┌────────
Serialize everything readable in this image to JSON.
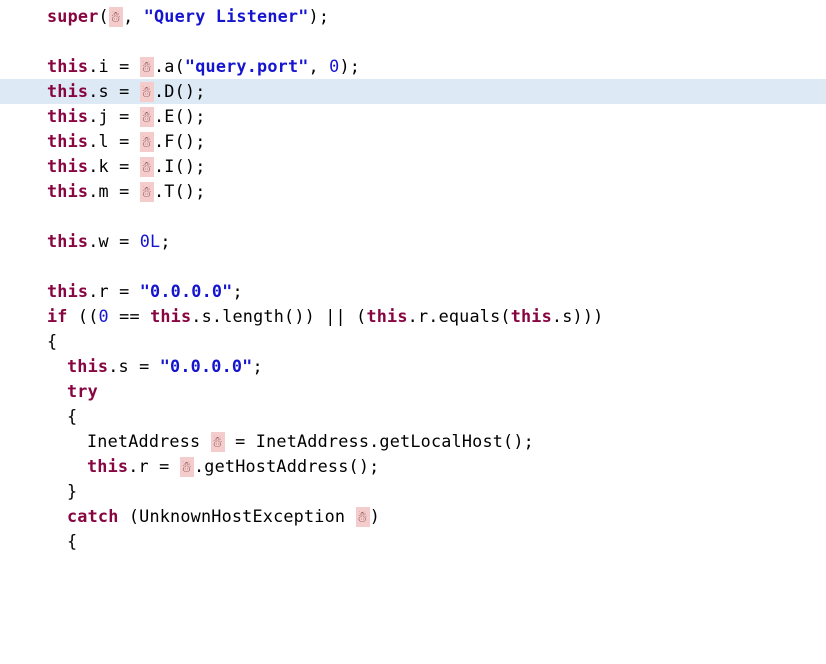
{
  "obfuscated_glyph": "☃",
  "lines": [
    {
      "indent": 0,
      "highlighted": false,
      "segments": [
        {
          "cls": "kw",
          "text": "super"
        },
        {
          "cls": "plain",
          "text": "("
        },
        {
          "cls": "obf",
          "text": "☃"
        },
        {
          "cls": "plain",
          "text": ", "
        },
        {
          "cls": "str",
          "text": "\"Query Listener\""
        },
        {
          "cls": "plain",
          "text": ");"
        }
      ]
    },
    {
      "indent": 0,
      "highlighted": false,
      "segments": [
        {
          "cls": "plain",
          "text": " "
        }
      ]
    },
    {
      "indent": 0,
      "highlighted": false,
      "segments": [
        {
          "cls": "kw",
          "text": "this"
        },
        {
          "cls": "plain",
          "text": ".i = "
        },
        {
          "cls": "obf",
          "text": "☃"
        },
        {
          "cls": "plain",
          "text": ".a("
        },
        {
          "cls": "str",
          "text": "\"query.port\""
        },
        {
          "cls": "plain",
          "text": ", "
        },
        {
          "cls": "num",
          "text": "0"
        },
        {
          "cls": "plain",
          "text": ");"
        }
      ]
    },
    {
      "indent": 0,
      "highlighted": true,
      "segments": [
        {
          "cls": "kw",
          "text": "this"
        },
        {
          "cls": "plain",
          "text": ".s = "
        },
        {
          "cls": "obf",
          "text": "☃"
        },
        {
          "cls": "plain",
          "text": ".D();"
        }
      ]
    },
    {
      "indent": 0,
      "highlighted": false,
      "segments": [
        {
          "cls": "kw",
          "text": "this"
        },
        {
          "cls": "plain",
          "text": ".j = "
        },
        {
          "cls": "obf",
          "text": "☃"
        },
        {
          "cls": "plain",
          "text": ".E();"
        }
      ]
    },
    {
      "indent": 0,
      "highlighted": false,
      "segments": [
        {
          "cls": "kw",
          "text": "this"
        },
        {
          "cls": "plain",
          "text": ".l = "
        },
        {
          "cls": "obf",
          "text": "☃"
        },
        {
          "cls": "plain",
          "text": ".F();"
        }
      ]
    },
    {
      "indent": 0,
      "highlighted": false,
      "segments": [
        {
          "cls": "kw",
          "text": "this"
        },
        {
          "cls": "plain",
          "text": ".k = "
        },
        {
          "cls": "obf",
          "text": "☃"
        },
        {
          "cls": "plain",
          "text": ".I();"
        }
      ]
    },
    {
      "indent": 0,
      "highlighted": false,
      "segments": [
        {
          "cls": "kw",
          "text": "this"
        },
        {
          "cls": "plain",
          "text": ".m = "
        },
        {
          "cls": "obf",
          "text": "☃"
        },
        {
          "cls": "plain",
          "text": ".T();"
        }
      ]
    },
    {
      "indent": 0,
      "highlighted": false,
      "segments": [
        {
          "cls": "plain",
          "text": " "
        }
      ]
    },
    {
      "indent": 0,
      "highlighted": false,
      "segments": [
        {
          "cls": "kw",
          "text": "this"
        },
        {
          "cls": "plain",
          "text": ".w = "
        },
        {
          "cls": "num",
          "text": "0L"
        },
        {
          "cls": "plain",
          "text": ";"
        }
      ]
    },
    {
      "indent": 0,
      "highlighted": false,
      "segments": [
        {
          "cls": "plain",
          "text": " "
        }
      ]
    },
    {
      "indent": 0,
      "highlighted": false,
      "segments": [
        {
          "cls": "kw",
          "text": "this"
        },
        {
          "cls": "plain",
          "text": ".r = "
        },
        {
          "cls": "str",
          "text": "\"0.0.0.0\""
        },
        {
          "cls": "plain",
          "text": ";"
        }
      ]
    },
    {
      "indent": 0,
      "highlighted": false,
      "segments": [
        {
          "cls": "kw",
          "text": "if"
        },
        {
          "cls": "plain",
          "text": " (("
        },
        {
          "cls": "num",
          "text": "0"
        },
        {
          "cls": "plain",
          "text": " == "
        },
        {
          "cls": "kw",
          "text": "this"
        },
        {
          "cls": "plain",
          "text": ".s.length()) || ("
        },
        {
          "cls": "kw",
          "text": "this"
        },
        {
          "cls": "plain",
          "text": ".r.equals("
        },
        {
          "cls": "kw",
          "text": "this"
        },
        {
          "cls": "plain",
          "text": ".s)))"
        }
      ]
    },
    {
      "indent": 0,
      "highlighted": false,
      "segments": [
        {
          "cls": "plain",
          "text": "{"
        }
      ]
    },
    {
      "indent": 1,
      "highlighted": false,
      "segments": [
        {
          "cls": "kw",
          "text": "this"
        },
        {
          "cls": "plain",
          "text": ".s = "
        },
        {
          "cls": "str",
          "text": "\"0.0.0.0\""
        },
        {
          "cls": "plain",
          "text": ";"
        }
      ]
    },
    {
      "indent": 1,
      "highlighted": false,
      "segments": [
        {
          "cls": "kw",
          "text": "try"
        }
      ]
    },
    {
      "indent": 1,
      "highlighted": false,
      "segments": [
        {
          "cls": "plain",
          "text": "{"
        }
      ]
    },
    {
      "indent": 2,
      "highlighted": false,
      "segments": [
        {
          "cls": "plain",
          "text": "InetAddress "
        },
        {
          "cls": "obf",
          "text": "☃"
        },
        {
          "cls": "plain",
          "text": " = InetAddress.getLocalHost();"
        }
      ]
    },
    {
      "indent": 2,
      "highlighted": false,
      "segments": [
        {
          "cls": "kw",
          "text": "this"
        },
        {
          "cls": "plain",
          "text": ".r = "
        },
        {
          "cls": "obf",
          "text": "☃"
        },
        {
          "cls": "plain",
          "text": ".getHostAddress();"
        }
      ]
    },
    {
      "indent": 1,
      "highlighted": false,
      "segments": [
        {
          "cls": "plain",
          "text": "}"
        }
      ]
    },
    {
      "indent": 1,
      "highlighted": false,
      "segments": [
        {
          "cls": "kw",
          "text": "catch"
        },
        {
          "cls": "plain",
          "text": " (UnknownHostException "
        },
        {
          "cls": "obf",
          "text": "☃"
        },
        {
          "cls": "plain",
          "text": ")"
        }
      ]
    },
    {
      "indent": 1,
      "highlighted": false,
      "segments": [
        {
          "cls": "plain",
          "text": "{"
        }
      ]
    }
  ]
}
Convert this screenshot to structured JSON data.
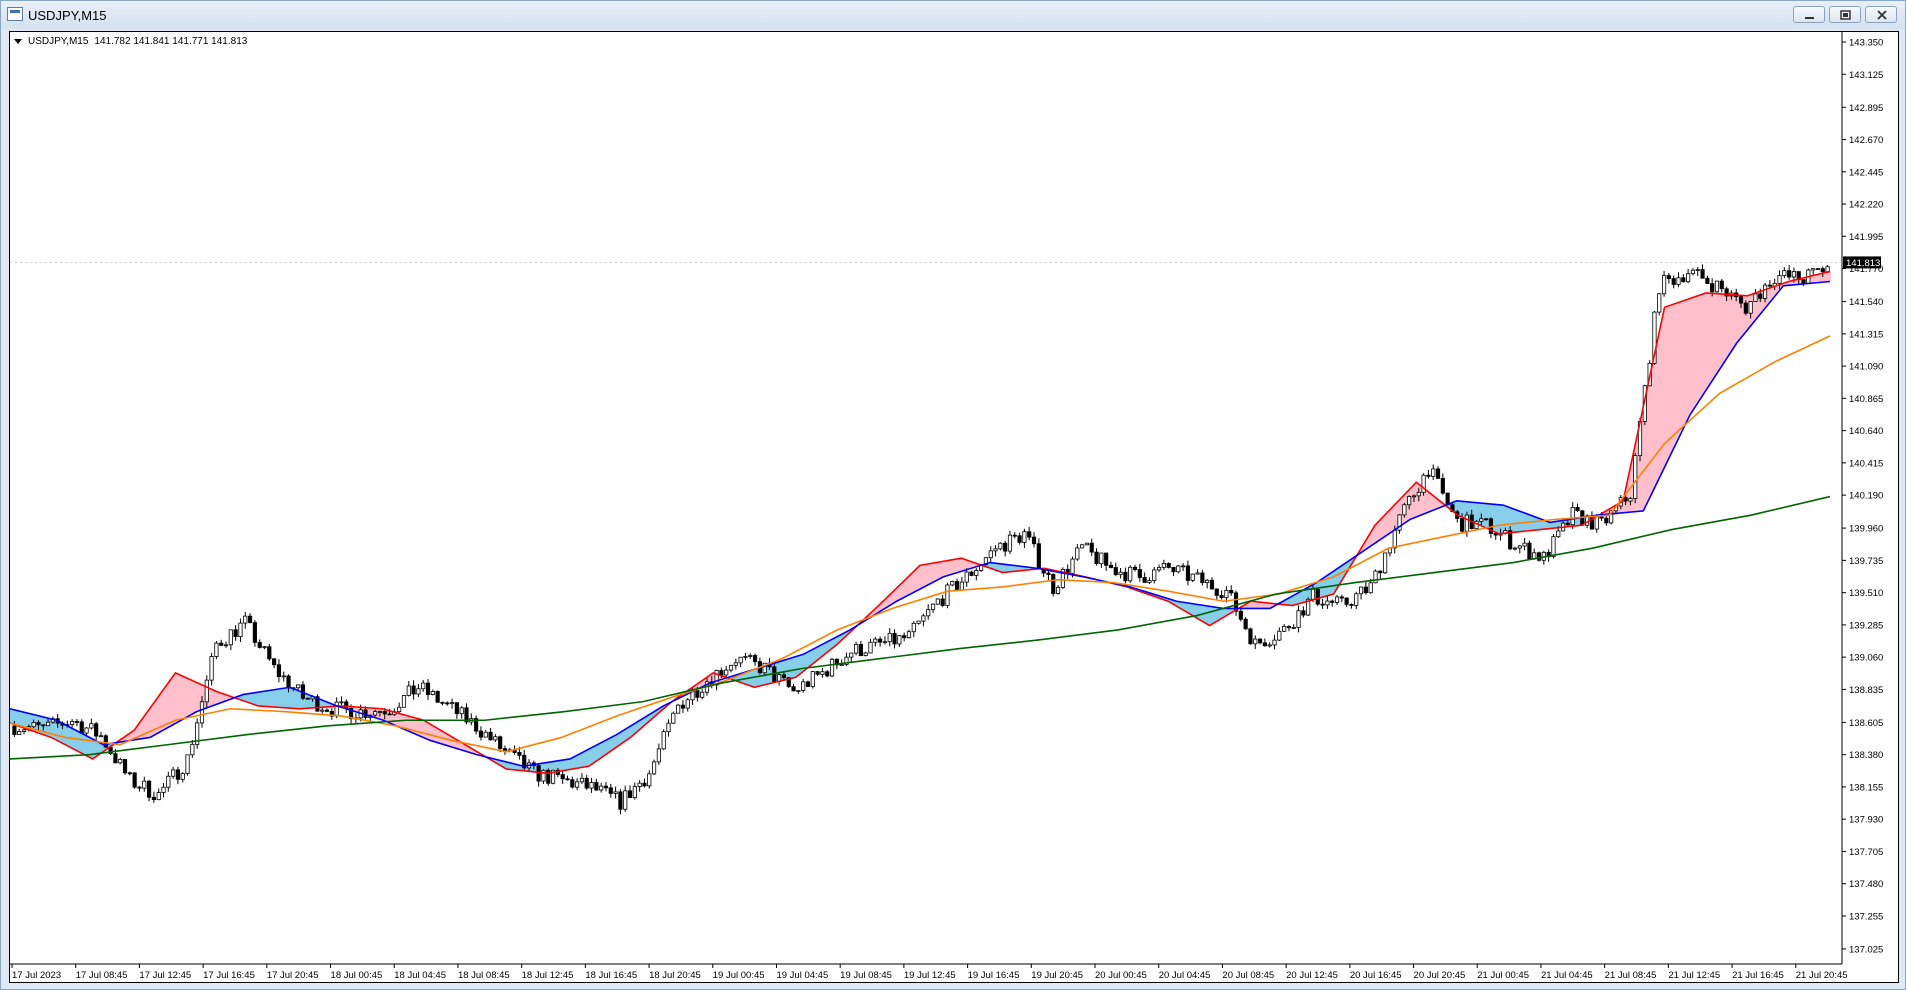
{
  "window": {
    "title": "USDJPY,M15",
    "buttons": [
      "minimize",
      "restore",
      "close"
    ]
  },
  "infobar": {
    "symbol": "USDJPY,M15",
    "ohlc": "141.782 141.841 141.771 141.813"
  },
  "chart_data": {
    "type": "candlestick",
    "title": "USDJPY,M15",
    "ylim": [
      136.92,
      143.42
    ],
    "y_ticks": [
      "143.350",
      "143.125",
      "142.895",
      "142.670",
      "142.445",
      "142.220",
      "141.995",
      "141.770",
      "141.540",
      "141.315",
      "141.090",
      "140.865",
      "140.640",
      "140.415",
      "140.190",
      "139.960",
      "139.735",
      "139.510",
      "139.285",
      "139.060",
      "138.835",
      "138.605",
      "138.380",
      "138.155",
      "137.930",
      "137.705",
      "137.480",
      "137.255",
      "137.025"
    ],
    "x_ticks": [
      "17 Jul 2023",
      "17 Jul 08:45",
      "17 Jul 12:45",
      "17 Jul 16:45",
      "17 Jul 20:45",
      "18 Jul 00:45",
      "18 Jul 04:45",
      "18 Jul 08:45",
      "18 Jul 12:45",
      "18 Jul 16:45",
      "18 Jul 20:45",
      "19 Jul 00:45",
      "19 Jul 04:45",
      "19 Jul 08:45",
      "19 Jul 12:45",
      "19 Jul 16:45",
      "19 Jul 20:45",
      "20 Jul 00:45",
      "20 Jul 04:45",
      "20 Jul 08:45",
      "20 Jul 12:45",
      "20 Jul 16:45",
      "20 Jul 20:45",
      "21 Jul 00:45",
      "21 Jul 04:45",
      "21 Jul 08:45",
      "21 Jul 12:45",
      "21 Jul 16:45",
      "21 Jul 20:45"
    ],
    "current_price": "141.813",
    "close_anchors": [
      138.58,
      138.56,
      138.62,
      138.51,
      138.2,
      138.1,
      138.35,
      139.15,
      139.3,
      138.98,
      138.78,
      138.7,
      138.68,
      138.7,
      138.85,
      138.72,
      138.58,
      138.4,
      138.25,
      138.2,
      138.15,
      138.05,
      138.25,
      138.72,
      138.9,
      139.05,
      138.98,
      138.82,
      138.95,
      139.1,
      139.15,
      139.2,
      139.45,
      139.62,
      139.82,
      139.92,
      139.55,
      139.82,
      139.68,
      139.62,
      139.68,
      139.6,
      139.52,
      139.15,
      139.25,
      139.48,
      139.42,
      139.55,
      140.02,
      140.38,
      140.0,
      139.98,
      139.85,
      139.75,
      140.05,
      139.98,
      140.2,
      141.65,
      141.75,
      141.65,
      141.5,
      141.72,
      141.7,
      141.8
    ],
    "candles_per_segment": 6,
    "series": [
      {
        "name": "MA-fast",
        "color": "#ff0000",
        "values": [
          138.6,
          138.5,
          138.35,
          138.55,
          138.95,
          138.82,
          138.72,
          138.7,
          138.72,
          138.7,
          138.62,
          138.45,
          138.28,
          138.25,
          138.3,
          138.5,
          138.75,
          138.95,
          138.85,
          138.92,
          139.15,
          139.42,
          139.7,
          139.75,
          139.65,
          139.68,
          139.62,
          139.55,
          139.45,
          139.28,
          139.45,
          139.42,
          139.5,
          139.98,
          140.28,
          140.05,
          139.92,
          139.95,
          139.98,
          140.15,
          141.5,
          141.6,
          141.58,
          141.68,
          141.75
        ]
      },
      {
        "name": "MA-mid",
        "color": "#0000ff",
        "values": [
          138.7,
          138.62,
          138.45,
          138.5,
          138.68,
          138.8,
          138.85,
          138.72,
          138.62,
          138.48,
          138.38,
          138.3,
          138.35,
          138.52,
          138.72,
          138.88,
          138.98,
          139.08,
          139.25,
          139.45,
          139.62,
          139.72,
          139.68,
          139.62,
          139.55,
          139.45,
          139.4,
          139.4,
          139.58,
          139.8,
          140.02,
          140.15,
          140.12,
          140.0,
          140.05,
          140.08,
          140.75,
          141.25,
          141.65,
          141.68
        ]
      },
      {
        "name": "MA-slow",
        "color": "#ff8000",
        "values": [
          138.6,
          138.5,
          138.45,
          138.62,
          138.7,
          138.68,
          138.65,
          138.58,
          138.48,
          138.4,
          138.5,
          138.65,
          138.78,
          138.9,
          139.05,
          139.25,
          139.4,
          139.52,
          139.55,
          139.6,
          139.58,
          139.52,
          139.45,
          139.5,
          139.62,
          139.82,
          139.9,
          139.98,
          140.02,
          140.05,
          140.55,
          140.9,
          141.12,
          141.3
        ]
      },
      {
        "name": "MA-long",
        "color": "#006400",
        "values": [
          138.35,
          138.38,
          138.45,
          138.52,
          138.58,
          138.62,
          138.62,
          138.68,
          138.75,
          138.88,
          138.98,
          139.05,
          139.12,
          139.18,
          139.25,
          139.35,
          139.5,
          139.58,
          139.65,
          139.72,
          139.82,
          139.95,
          140.05,
          140.18
        ]
      }
    ],
    "fill_colors": {
      "bull": "#ffc0cb",
      "bear": "#87ceeb"
    },
    "grid": false,
    "legend": "none"
  }
}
└────────
* WHAT IS ASKED *
Gather each line holding the string "name".

* COMPLETED EXERCISE *
        "name": "MA-fast",
        "name": "MA-mid",
        "name": "MA-slow",
        "name": "MA-long",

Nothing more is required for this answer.